WHAT YOU HAVE TO DO: Present the rows from the start through the line containing "axes: 1100 1200" as a numbered list, leaving out blank lines.

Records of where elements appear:
--- Begin ---

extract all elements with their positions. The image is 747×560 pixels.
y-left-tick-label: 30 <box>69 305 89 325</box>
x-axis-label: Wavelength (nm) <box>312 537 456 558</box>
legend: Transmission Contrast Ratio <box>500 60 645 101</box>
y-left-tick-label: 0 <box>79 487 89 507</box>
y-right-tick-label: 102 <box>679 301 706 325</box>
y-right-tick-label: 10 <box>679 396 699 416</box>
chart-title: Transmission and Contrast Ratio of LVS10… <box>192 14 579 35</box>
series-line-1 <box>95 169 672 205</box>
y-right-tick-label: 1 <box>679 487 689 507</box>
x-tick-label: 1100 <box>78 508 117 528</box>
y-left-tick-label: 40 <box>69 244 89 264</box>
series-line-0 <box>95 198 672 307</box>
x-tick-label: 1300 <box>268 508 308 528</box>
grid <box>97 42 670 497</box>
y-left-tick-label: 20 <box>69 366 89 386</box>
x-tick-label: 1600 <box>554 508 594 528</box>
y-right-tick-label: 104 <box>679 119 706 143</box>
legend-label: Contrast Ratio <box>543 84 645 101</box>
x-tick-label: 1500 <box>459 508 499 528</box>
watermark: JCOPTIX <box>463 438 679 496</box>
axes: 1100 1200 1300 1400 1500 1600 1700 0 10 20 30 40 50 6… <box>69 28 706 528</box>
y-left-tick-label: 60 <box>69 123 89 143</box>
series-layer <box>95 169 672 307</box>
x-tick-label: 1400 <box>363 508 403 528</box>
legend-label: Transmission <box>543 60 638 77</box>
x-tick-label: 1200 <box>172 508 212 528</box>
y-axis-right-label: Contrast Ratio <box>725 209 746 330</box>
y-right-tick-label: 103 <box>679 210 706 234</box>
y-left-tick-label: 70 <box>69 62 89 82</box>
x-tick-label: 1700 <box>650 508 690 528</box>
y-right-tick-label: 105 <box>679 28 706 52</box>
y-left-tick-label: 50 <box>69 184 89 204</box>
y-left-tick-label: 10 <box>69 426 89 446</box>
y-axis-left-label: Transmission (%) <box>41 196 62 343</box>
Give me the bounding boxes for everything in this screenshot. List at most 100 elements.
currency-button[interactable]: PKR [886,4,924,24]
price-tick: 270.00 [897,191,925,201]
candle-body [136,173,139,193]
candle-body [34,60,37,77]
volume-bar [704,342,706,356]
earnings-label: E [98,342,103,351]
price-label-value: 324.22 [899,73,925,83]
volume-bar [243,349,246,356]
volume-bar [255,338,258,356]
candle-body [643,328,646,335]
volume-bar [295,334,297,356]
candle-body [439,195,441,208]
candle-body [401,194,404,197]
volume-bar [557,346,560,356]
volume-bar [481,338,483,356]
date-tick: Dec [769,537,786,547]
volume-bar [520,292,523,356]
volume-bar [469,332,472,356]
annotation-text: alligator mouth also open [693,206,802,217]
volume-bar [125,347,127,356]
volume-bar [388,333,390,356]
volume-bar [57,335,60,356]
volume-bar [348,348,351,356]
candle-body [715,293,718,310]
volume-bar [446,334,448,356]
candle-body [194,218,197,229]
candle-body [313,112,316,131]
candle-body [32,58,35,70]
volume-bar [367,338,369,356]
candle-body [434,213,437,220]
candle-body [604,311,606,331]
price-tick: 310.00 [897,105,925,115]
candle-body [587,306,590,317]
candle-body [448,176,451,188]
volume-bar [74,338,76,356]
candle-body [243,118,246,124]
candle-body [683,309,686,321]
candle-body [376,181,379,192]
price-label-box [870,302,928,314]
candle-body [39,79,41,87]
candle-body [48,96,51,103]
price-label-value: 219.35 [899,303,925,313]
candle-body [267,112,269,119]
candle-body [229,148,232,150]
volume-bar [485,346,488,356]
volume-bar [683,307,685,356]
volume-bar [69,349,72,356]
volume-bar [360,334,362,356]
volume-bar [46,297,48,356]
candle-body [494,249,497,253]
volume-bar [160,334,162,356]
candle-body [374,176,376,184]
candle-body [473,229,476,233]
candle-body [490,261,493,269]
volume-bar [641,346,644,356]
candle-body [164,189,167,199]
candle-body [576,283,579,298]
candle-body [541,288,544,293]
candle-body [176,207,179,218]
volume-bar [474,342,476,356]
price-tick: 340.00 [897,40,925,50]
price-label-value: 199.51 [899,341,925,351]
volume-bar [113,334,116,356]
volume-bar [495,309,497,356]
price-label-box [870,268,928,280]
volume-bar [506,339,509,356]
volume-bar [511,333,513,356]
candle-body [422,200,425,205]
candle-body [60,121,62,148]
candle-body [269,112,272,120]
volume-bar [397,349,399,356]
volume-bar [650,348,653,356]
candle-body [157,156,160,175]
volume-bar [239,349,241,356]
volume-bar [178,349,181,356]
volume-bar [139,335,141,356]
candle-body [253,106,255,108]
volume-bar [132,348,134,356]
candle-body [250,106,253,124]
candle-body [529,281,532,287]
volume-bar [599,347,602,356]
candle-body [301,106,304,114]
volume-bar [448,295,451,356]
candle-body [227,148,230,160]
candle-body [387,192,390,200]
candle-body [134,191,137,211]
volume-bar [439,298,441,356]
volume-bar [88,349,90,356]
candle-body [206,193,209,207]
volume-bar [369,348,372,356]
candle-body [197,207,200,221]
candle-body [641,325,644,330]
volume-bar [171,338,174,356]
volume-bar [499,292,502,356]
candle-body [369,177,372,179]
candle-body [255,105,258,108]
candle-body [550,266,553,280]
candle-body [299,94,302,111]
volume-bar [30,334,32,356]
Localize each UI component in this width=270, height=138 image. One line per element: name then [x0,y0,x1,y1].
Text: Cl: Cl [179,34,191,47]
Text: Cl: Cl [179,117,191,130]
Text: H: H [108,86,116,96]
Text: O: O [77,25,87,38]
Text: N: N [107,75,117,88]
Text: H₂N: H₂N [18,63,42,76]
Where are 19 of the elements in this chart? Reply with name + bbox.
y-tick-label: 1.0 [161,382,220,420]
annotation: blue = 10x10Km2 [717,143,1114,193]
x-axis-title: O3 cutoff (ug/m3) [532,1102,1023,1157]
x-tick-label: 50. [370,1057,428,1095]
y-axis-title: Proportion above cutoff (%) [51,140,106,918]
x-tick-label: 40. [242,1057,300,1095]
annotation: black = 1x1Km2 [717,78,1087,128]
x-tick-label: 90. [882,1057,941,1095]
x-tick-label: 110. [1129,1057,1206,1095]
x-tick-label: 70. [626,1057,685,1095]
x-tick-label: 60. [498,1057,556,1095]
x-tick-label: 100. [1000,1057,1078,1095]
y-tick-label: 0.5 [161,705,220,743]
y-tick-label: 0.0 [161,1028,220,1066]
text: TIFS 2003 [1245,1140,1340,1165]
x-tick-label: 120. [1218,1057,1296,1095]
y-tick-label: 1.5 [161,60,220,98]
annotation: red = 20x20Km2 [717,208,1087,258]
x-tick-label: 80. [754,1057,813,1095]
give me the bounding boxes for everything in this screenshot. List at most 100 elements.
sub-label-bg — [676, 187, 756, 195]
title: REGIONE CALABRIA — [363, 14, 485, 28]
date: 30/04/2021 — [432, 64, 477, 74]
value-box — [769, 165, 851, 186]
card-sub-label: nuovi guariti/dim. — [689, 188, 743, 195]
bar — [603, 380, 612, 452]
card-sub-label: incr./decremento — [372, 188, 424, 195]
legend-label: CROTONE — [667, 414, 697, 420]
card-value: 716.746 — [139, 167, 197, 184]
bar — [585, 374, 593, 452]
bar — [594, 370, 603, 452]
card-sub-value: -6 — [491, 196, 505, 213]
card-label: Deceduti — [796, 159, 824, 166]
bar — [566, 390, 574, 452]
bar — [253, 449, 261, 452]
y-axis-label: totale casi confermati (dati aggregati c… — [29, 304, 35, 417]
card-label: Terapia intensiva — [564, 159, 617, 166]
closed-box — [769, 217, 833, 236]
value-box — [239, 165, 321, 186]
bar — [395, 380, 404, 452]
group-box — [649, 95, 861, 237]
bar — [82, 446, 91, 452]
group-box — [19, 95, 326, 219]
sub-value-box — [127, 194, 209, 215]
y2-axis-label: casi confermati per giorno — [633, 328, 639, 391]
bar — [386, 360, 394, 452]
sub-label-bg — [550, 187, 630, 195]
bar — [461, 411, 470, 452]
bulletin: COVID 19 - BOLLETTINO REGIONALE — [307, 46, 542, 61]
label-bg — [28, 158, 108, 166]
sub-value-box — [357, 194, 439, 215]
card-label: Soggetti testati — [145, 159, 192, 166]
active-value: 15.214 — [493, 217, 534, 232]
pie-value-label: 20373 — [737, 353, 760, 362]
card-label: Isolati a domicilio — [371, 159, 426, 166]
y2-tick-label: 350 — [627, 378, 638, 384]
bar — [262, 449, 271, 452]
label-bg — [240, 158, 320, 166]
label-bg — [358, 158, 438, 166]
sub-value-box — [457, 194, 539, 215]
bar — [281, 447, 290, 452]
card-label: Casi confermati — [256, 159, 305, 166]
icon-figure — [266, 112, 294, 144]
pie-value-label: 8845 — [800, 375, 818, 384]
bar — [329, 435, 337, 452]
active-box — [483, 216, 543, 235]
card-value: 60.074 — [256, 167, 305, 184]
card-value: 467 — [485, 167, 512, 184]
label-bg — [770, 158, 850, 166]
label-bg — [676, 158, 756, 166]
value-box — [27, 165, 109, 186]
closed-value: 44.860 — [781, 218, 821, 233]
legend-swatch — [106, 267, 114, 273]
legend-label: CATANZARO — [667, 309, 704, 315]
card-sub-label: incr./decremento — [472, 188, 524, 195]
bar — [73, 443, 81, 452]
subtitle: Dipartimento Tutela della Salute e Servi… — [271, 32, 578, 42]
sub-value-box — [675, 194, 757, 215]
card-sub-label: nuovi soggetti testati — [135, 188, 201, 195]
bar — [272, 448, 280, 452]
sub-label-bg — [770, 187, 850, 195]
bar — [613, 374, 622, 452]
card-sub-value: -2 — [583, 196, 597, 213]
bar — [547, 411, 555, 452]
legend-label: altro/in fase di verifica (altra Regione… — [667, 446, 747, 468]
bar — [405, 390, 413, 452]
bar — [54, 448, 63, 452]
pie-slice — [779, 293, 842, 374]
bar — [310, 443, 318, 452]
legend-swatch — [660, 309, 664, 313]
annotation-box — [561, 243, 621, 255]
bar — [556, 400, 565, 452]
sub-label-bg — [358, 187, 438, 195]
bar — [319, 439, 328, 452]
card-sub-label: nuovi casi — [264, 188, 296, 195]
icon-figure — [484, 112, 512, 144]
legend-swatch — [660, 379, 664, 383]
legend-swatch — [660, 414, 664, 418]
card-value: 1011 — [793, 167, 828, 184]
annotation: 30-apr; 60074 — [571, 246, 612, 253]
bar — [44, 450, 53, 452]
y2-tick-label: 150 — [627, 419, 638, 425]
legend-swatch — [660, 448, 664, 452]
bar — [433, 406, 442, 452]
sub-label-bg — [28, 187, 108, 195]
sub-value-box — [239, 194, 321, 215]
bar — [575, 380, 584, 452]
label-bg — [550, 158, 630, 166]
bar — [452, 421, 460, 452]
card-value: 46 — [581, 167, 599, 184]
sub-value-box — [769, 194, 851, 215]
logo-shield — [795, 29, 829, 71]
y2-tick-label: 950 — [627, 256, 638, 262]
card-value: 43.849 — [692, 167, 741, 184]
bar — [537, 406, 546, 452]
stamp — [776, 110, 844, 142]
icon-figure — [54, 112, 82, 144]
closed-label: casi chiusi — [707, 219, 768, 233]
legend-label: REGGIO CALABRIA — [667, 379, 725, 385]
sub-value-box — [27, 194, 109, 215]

--- End ---

FINAL RESULT:
1. extract all elements with their positions. The image is 747×560 pixels.
2. y-left-tick-label: 30 <box>69 305 89 325</box>
3. x-axis-label: Wavelength (nm) <box>312 537 456 558</box>
4. legend: Transmission Contrast Ratio <box>500 60 645 101</box>
5. y-left-tick-label: 0 <box>79 487 89 507</box>
6. y-right-tick-label: 102 <box>679 301 706 325</box>
7. y-right-tick-label: 10 <box>679 396 699 416</box>
8. chart-title: Transmission and Contrast Ratio of LVS10… <box>192 14 579 35</box>
9. series-line-1 <box>95 169 672 205</box>
10. y-right-tick-label: 1 <box>679 487 689 507</box>
11. x-tick-label: 1100 <box>78 508 117 528</box>
12. y-left-tick-label: 40 <box>69 244 89 264</box>
13. series-line-0 <box>95 198 672 307</box>
14. x-tick-label: 1300 <box>268 508 308 528</box>
15. grid <box>97 42 670 497</box>
16. y-left-tick-label: 20 <box>69 366 89 386</box>
17. x-tick-label: 1600 <box>554 508 594 528</box>
18. y-right-tick-label: 104 <box>679 119 706 143</box>
19. legend-label: Contrast Ratio <box>543 84 645 101</box>
20. x-tick-label: 1500 <box>459 508 499 528</box>
21. watermark: JCOPTIX <box>463 438 679 496</box>
22. axes: 1100 1200 1300 1400 1500 1600 1700 0 10 20 30 40 50 6… <box>69 28 706 528</box>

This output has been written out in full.